Written instruction:
Output the entries verbatim, including every line.

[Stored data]

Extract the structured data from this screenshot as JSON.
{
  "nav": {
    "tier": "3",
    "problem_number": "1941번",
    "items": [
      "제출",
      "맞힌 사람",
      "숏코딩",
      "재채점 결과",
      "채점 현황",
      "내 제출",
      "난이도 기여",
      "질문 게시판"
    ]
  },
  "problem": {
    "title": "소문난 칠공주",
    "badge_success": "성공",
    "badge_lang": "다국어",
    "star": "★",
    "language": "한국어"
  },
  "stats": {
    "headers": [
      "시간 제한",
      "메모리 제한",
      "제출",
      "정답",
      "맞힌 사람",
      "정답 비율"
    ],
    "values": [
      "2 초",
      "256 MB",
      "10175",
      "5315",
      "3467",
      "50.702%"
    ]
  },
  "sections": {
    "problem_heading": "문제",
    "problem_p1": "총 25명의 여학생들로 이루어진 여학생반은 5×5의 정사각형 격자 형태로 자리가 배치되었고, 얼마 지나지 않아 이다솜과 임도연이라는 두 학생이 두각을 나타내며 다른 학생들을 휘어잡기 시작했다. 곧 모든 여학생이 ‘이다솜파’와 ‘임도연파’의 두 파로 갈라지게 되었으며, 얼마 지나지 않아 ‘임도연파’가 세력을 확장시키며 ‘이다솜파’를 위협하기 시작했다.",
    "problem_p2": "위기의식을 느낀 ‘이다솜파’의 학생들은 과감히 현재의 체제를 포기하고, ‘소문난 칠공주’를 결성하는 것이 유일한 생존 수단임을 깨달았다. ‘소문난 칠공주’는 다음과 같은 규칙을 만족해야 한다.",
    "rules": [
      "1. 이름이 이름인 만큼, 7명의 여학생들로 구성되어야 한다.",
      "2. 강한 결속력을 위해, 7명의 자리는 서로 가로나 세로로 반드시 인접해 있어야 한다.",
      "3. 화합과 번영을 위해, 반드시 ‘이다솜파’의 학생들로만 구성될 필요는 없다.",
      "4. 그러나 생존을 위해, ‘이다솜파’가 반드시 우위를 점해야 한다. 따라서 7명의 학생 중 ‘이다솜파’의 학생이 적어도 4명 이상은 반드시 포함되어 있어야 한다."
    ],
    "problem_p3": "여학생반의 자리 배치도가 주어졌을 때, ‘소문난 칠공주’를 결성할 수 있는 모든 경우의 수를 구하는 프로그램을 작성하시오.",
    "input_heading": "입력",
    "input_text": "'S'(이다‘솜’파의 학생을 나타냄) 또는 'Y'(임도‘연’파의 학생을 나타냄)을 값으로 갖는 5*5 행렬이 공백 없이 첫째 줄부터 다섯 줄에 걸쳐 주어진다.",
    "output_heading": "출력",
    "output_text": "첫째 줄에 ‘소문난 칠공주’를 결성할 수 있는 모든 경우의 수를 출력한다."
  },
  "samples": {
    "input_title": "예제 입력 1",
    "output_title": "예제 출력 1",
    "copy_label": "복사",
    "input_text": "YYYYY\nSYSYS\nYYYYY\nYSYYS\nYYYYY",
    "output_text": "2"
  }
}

Task response:
Extract the structured data from this screenshot as JSON.
{
  "nav": {
    "tier": "3",
    "problem_number": "1941번",
    "items": [
      "제출",
      "맞힌 사람",
      "숏코딩",
      "재채점 결과",
      "채점 현황",
      "내 제출",
      "난이도 기여",
      "질문 게시판"
    ]
  },
  "problem": {
    "title": "소문난 칠공주",
    "badge_success": "성공",
    "badge_lang": "다국어",
    "star": "★",
    "language": "한국어"
  },
  "stats": {
    "headers": [
      "시간 제한",
      "메모리 제한",
      "제출",
      "정답",
      "맞힌 사람",
      "정답 비율"
    ],
    "values": [
      "2 초",
      "256 MB",
      "10175",
      "5315",
      "3467",
      "50.702%"
    ]
  },
  "sections": {
    "problem_heading": "문제",
    "problem_p1": "총 25명의 여학생들로 이루어진 여학생반은 5×5의 정사각형 격자 형태로 자리가 배치되었고, 얼마 지나지 않아 이다솜과 임도연이라는 두 학생이 두각을 나타내며 다른 학생들을 휘어잡기 시작했다. 곧 모든 여학생이 ‘이다솜파’와 ‘임도연파’의 두 파로 갈라지게 되었으며, 얼마 지나지 않아 ‘임도연파’가 세력을 확장시키며 ‘이다솜파’를 위협하기 시작했다.",
    "problem_p2": "위기의식을 느낀 ‘이다솜파’의 학생들은 과감히 현재의 체제를 포기하고, ‘소문난 칠공주’를 결성하는 것이 유일한 생존 수단임을 깨달았다. ‘소문난 칠공주’는 다음과 같은 규칙을 만족해야 한다.",
    "rules": [
      "1. 이름이 이름인 만큼, 7명의 여학생들로 구성되어야 한다.",
      "2. 강한 결속력을 위해, 7명의 자리는 서로 가로나 세로로 반드시 인접해 있어야 한다.",
      "3. 화합과 번영을 위해, 반드시 ‘이다솜파’의 학생들로만 구성될 필요는 없다.",
      "4. 그러나 생존을 위해, ‘이다솜파’가 반드시 우위를 점해야 한다. 따라서 7명의 학생 중 ‘이다솜파’의 학생이 적어도 4명 이상은 반드시 포함되어 있어야 한다."
    ],
    "problem_p3": "여학생반의 자리 배치도가 주어졌을 때, ‘소문난 칠공주’를 결성할 수 있는 모든 경우의 수를 구하는 프로그램을 작성하시오.",
    "input_heading": "입력",
    "input_text": "'S'(이다‘솜’파의 학생을 나타냄) 또는 'Y'(임도‘연’파의 학생을 나타냄)을 값으로 갖는 5*5 행렬이 공백 없이 첫째 줄부터 다섯 줄에 걸쳐 주어진다.",
    "output_heading": "출력",
    "output_text": "첫째 줄에 ‘소문난 칠공주’를 결성할 수 있는 모든 경우의 수를 출력한다."
  },
  "samples": {
    "input_title": "예제 입력 1",
    "output_title": "예제 출력 1",
    "copy_label": "복사",
    "input_text": "YYYYY\nSYSYS\nYYYYY\nYSYYS\nYYYYY",
    "output_text": "2"
  }
}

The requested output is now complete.